[Figure collection entries]

....................

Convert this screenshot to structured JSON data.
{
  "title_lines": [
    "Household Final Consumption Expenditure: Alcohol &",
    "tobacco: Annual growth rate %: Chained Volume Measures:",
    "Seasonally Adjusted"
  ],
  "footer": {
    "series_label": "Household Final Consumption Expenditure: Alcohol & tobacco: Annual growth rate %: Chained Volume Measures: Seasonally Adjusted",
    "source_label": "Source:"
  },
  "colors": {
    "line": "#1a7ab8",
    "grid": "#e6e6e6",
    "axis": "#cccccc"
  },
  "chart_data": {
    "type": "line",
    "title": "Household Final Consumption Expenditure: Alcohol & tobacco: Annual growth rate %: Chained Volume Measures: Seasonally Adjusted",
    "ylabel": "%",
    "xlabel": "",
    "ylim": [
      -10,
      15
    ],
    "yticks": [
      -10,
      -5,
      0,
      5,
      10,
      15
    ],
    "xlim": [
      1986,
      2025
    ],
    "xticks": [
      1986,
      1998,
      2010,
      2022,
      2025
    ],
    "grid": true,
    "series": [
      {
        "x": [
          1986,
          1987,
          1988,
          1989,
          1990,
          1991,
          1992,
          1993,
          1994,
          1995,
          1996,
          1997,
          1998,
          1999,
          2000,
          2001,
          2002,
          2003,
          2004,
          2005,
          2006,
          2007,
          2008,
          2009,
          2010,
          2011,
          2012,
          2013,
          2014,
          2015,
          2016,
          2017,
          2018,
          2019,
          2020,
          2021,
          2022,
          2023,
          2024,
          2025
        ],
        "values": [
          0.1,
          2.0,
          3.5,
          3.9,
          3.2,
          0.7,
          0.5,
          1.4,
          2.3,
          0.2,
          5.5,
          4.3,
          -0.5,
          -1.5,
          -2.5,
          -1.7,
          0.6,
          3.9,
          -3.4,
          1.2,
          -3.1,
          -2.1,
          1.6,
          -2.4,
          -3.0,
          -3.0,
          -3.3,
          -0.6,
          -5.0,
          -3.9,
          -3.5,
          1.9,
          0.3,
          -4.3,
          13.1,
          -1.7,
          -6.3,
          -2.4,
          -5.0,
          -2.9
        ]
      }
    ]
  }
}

....................

- EXERCISE -
Look through the listing above. Pick out each line with "Consumption" and copy it.

- THE REPLY -
    "Household Final Consumption Expenditure: Alcohol &",
    "series_label": "Household Final Consumption Expenditure: Alcohol & tobacco: Annual growth rate %: Chained Volume Measures: Seasonally Adjusted",
    "title": "Household Final Consumption Expenditure: Alcohol & tobacco: Annual growth rate %: Chained Volume Measures: Seasonally Adjusted",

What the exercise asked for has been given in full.